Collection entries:
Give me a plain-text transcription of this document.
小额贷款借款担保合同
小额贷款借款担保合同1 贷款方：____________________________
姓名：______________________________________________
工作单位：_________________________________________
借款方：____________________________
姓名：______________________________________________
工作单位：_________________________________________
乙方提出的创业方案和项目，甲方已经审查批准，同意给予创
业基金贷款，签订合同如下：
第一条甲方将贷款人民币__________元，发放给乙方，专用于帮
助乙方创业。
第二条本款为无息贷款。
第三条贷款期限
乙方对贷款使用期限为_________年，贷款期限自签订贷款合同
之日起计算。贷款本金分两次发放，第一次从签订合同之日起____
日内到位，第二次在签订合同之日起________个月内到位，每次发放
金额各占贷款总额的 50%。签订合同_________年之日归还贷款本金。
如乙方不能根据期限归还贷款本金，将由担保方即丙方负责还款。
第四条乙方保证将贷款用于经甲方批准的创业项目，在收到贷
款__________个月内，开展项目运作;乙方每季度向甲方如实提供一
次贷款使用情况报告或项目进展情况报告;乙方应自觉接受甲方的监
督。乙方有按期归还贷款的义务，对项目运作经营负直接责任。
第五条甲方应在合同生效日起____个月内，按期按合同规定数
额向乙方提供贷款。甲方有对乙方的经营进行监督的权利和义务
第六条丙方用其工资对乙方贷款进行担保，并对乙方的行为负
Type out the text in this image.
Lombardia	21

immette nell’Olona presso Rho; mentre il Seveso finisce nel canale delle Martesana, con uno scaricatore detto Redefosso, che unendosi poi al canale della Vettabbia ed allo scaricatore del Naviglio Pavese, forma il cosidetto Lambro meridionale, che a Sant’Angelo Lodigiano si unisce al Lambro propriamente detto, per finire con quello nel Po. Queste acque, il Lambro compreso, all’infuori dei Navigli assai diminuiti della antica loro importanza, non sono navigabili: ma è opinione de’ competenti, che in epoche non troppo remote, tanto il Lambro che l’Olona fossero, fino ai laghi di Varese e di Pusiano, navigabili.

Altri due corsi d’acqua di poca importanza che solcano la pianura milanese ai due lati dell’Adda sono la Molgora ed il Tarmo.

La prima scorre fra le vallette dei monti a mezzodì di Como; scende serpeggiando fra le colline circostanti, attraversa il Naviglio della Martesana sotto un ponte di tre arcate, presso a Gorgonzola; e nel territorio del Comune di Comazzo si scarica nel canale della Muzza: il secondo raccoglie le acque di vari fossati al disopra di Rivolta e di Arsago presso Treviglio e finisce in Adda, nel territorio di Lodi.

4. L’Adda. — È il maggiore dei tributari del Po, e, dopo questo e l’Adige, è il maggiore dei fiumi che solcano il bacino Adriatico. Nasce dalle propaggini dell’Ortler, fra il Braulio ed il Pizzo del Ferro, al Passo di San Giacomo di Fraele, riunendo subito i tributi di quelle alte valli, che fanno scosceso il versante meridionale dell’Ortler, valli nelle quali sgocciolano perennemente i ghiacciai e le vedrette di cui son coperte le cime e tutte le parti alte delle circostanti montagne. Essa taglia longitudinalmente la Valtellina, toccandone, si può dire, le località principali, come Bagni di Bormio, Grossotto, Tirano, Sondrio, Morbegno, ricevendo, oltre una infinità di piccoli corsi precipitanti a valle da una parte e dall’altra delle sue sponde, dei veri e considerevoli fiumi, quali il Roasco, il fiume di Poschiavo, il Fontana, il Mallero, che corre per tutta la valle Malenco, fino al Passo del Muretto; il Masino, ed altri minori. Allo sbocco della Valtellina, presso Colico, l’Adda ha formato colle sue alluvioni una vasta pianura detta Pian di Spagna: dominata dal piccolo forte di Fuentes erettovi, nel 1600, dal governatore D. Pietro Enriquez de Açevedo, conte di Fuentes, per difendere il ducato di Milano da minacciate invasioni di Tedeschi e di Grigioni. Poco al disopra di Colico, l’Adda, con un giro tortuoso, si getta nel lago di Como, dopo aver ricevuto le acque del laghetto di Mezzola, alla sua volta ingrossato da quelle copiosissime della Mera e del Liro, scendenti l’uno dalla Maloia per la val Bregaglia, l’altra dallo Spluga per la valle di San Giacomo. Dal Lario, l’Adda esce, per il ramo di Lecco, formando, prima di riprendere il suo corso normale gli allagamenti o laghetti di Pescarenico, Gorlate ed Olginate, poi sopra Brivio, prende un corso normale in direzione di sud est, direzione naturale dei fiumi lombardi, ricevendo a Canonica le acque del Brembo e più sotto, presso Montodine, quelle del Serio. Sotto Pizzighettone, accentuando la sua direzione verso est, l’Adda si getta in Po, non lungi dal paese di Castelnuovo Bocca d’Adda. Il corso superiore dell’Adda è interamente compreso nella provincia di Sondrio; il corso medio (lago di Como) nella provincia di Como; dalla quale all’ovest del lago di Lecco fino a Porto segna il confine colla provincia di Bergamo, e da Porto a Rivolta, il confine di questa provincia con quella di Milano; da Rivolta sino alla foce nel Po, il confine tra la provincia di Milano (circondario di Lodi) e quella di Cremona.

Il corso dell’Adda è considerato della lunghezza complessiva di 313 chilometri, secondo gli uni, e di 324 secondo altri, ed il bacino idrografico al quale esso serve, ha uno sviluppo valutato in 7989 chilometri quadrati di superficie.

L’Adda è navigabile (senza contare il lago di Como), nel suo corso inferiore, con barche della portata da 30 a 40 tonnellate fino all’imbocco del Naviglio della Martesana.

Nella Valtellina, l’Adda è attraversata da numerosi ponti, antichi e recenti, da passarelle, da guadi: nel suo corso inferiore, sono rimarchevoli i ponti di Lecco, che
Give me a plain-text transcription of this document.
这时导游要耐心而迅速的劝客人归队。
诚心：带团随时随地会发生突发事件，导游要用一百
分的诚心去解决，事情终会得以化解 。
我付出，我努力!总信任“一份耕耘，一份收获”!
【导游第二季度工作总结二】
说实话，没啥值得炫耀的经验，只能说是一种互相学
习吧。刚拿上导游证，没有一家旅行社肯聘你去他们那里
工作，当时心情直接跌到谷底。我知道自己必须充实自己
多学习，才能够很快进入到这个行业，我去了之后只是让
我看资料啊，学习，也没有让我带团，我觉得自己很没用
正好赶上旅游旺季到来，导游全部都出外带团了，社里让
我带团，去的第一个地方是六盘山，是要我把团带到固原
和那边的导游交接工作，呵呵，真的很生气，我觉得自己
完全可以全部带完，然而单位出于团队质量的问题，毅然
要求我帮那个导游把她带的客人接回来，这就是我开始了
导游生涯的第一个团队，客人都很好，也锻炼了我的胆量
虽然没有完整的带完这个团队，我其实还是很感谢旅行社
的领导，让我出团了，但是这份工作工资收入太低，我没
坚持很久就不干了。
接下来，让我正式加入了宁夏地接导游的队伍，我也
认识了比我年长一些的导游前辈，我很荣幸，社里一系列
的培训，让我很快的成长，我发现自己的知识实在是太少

§ Aim of the exercise: Repeat every line of the records above exactly.

§ Finished task:
Give me a plain-text transcription of this document.
小额贷款借款担保合同
小额贷款借款担保合同1 贷款方：____________________________
姓名：______________________________________________
工作单位：_________________________________________
借款方：____________________________
姓名：______________________________________________
工作单位：_________________________________________
乙方提出的创业方案和项目，甲方已经审查批准，同意给予创
业基金贷款，签订合同如下：
第一条甲方将贷款人民币__________元，发放给乙方，专用于帮
助乙方创业。
第二条本款为无息贷款。
第三条贷款期限
乙方对贷款使用期限为_________年，贷款期限自签订贷款合同
之日起计算。贷款本金分两次发放，第一次从签订合同之日起____
日内到位，第二次在签订合同之日起________个月内到位，每次发放
金额各占贷款总额的 50%。签订合同_________年之日归还贷款本金。
如乙方不能根据期限归还贷款本金，将由担保方即丙方负责还款。
第四条乙方保证将贷款用于经甲方批准的创业项目，在收到贷
款__________个月内，开展项目运作;乙方每季度向甲方如实提供一
次贷款使用情况报告或项目进展情况报告;乙方应自觉接受甲方的监
督。乙方有按期归还贷款的义务，对项目运作经营负直接责任。
第五条甲方应在合同生效日起____个月内，按期按合同规定数
额向乙方提供贷款。甲方有对乙方的经营进行监督的权利和义务
第六条丙方用其工资对乙方贷款进行担保，并对乙方的行为负
Type out the text in this image.
Lombardia	21

immette nell’Olona presso Rho; mentre il Seveso finisce nel canale delle Martesana, con uno scaricatore detto Redefosso, che unendosi poi al canale della Vettabbia ed allo scaricatore del Naviglio Pavese, forma il cosidetto Lambro meridionale, che a Sant’Angelo Lodigiano si unisce al Lambro propriamente detto, per finire con quello nel Po. Queste acque, il Lambro compreso, all’infuori dei Navigli assai diminuiti della antica loro importanza, non sono navigabili: ma è opinione de’ competenti, che in epoche non troppo remote, tanto il Lambro che l’Olona fossero, fino ai laghi di Varese e di Pusiano, navigabili.

Altri due corsi d’acqua di poca importanza che solcano la pianura milanese ai due lati dell’Adda sono la Molgora ed il Tarmo.

La prima scorre fra le vallette dei monti a mezzodì di Como; scende serpeggiando fra le colline circostanti, attraversa il Naviglio della Martesana sotto un ponte di tre arcate, presso a Gorgonzola; e nel territorio del Comune di Comazzo si scarica nel canale della Muzza: il secondo raccoglie le acque di vari fossati al disopra di Rivolta e di Arsago presso Treviglio e finisce in Adda, nel territorio di Lodi.

4. L’Adda. — È il maggiore dei tributari del Po, e, dopo questo e l’Adige, è il maggiore dei fiumi che solcano il bacino Adriatico. Nasce dalle propaggini dell’Ortler, fra il Braulio ed il Pizzo del Ferro, al Passo di San Giacomo di Fraele, riunendo subito i tributi di quelle alte valli, che fanno scosceso il versante meridionale dell’Ortler, valli nelle quali sgocciolano perennemente i ghiacciai e le vedrette di cui son coperte le cime e tutte le parti alte delle circostanti montagne. Essa taglia longitudinalmente la Valtellina, toccandone, si può dire, le località principali, come Bagni di Bormio, Grossotto, Tirano, Sondrio, Morbegno, ricevendo, oltre una infinità di piccoli corsi precipitanti a valle da una parte e dall’altra delle sue sponde, dei veri e considerevoli fiumi, quali il Roasco, il fiume di Poschiavo, il Fontana, il Mallero, che corre per tutta la valle Malenco, fino al Passo del Muretto; il Masino, ed altri minori. Allo sbocco della Valtellina, presso Colico, l’Adda ha formato colle sue alluvioni una vasta pianura detta Pian di Spagna: dominata dal piccolo forte di Fuentes erettovi, nel 1600, dal governatore D. Pietro Enriquez de Açevedo, conte di Fuentes, per difendere il ducato di Milano da minacciate invasioni di Tedeschi e di Grigioni. Poco al disopra di Colico, l’Adda, con un giro tortuoso, si getta nel lago di Como, dopo aver ricevuto le acque del laghetto di Mezzola, alla sua volta ingrossato da quelle copiosissime della Mera e del Liro, scendenti l’uno dalla Maloia per la val Bregaglia, l’altra dallo Spluga per la valle di San Giacomo. Dal Lario, l’Adda esce, per il ramo di Lecco, formando, prima di riprendere il suo corso normale gli allagamenti o laghetti di Pescarenico, Gorlate ed Olginate, poi sopra Brivio, prende un corso normale in direzione di sud est, direzione naturale dei fiumi lombardi, ricevendo a Canonica le acque del Brembo e più sotto, presso Montodine, quelle del Serio. Sotto Pizzighettone, accentuando la sua direzione verso est, l’Adda si getta in Po, non lungi dal paese di Castelnuovo Bocca d’Adda. Il corso superiore dell’Adda è interamente compreso nella provincia di Sondrio; il corso medio (lago di Como) nella provincia di Como; dalla quale all’ovest del lago di Lecco fino a Porto segna il confine colla provincia di Bergamo, e da Porto a Rivolta, il confine di questa provincia con quella di Milano; da Rivolta sino alla foce nel Po, il confine tra la provincia di Milano (circondario di Lodi) e quella di Cremona.

Il corso dell’Adda è considerato della lunghezza complessiva di 313 chilometri, secondo gli uni, e di 324 secondo altri, ed il bacino idrografico al quale esso serve, ha uno sviluppo valutato in 7989 chilometri quadrati di superficie.

L’Adda è navigabile (senza contare il lago di Como), nel suo corso inferiore, con barche della portata da 30 a 40 tonnellate fino all’imbocco del Naviglio della Martesana.

Nella Valtellina, l’Adda è attraversata da numerosi ponti, antichi e recenti, da passarelle, da guadi: nel suo corso inferiore, sono rimarchevoli i ponti di Lecco, che
Give me a plain-text transcription of this document.
这时导游要耐心而迅速的劝客人归队。
诚心：带团随时随地会发生突发事件，导游要用一百
分的诚心去解决，事情终会得以化解 。
我付出，我努力!总信任“一份耕耘，一份收获”!
【导游第二季度工作总结二】
说实话，没啥值得炫耀的经验，只能说是一种互相学
习吧。刚拿上导游证，没有一家旅行社肯聘你去他们那里
工作，当时心情直接跌到谷底。我知道自己必须充实自己
多学习，才能够很快进入到这个行业，我去了之后只是让
我看资料啊，学习，也没有让我带团，我觉得自己很没用
正好赶上旅游旺季到来，导游全部都出外带团了，社里让
我带团，去的第一个地方是六盘山，是要我把团带到固原
和那边的导游交接工作，呵呵，真的很生气，我觉得自己
完全可以全部带完，然而单位出于团队质量的问题，毅然
要求我帮那个导游把她带的客人接回来，这就是我开始了
导游生涯的第一个团队，客人都很好，也锻炼了我的胆量
虽然没有完整的带完这个团队，我其实还是很感谢旅行社
的领导，让我出团了，但是这份工作工资收入太低，我没
坚持很久就不干了。
接下来，让我正式加入了宁夏地接导游的队伍，我也
认识了比我年长一些的导游前辈，我很荣幸，社里一系列
的培训，让我很快的成长，我发现自己的知识实在是太少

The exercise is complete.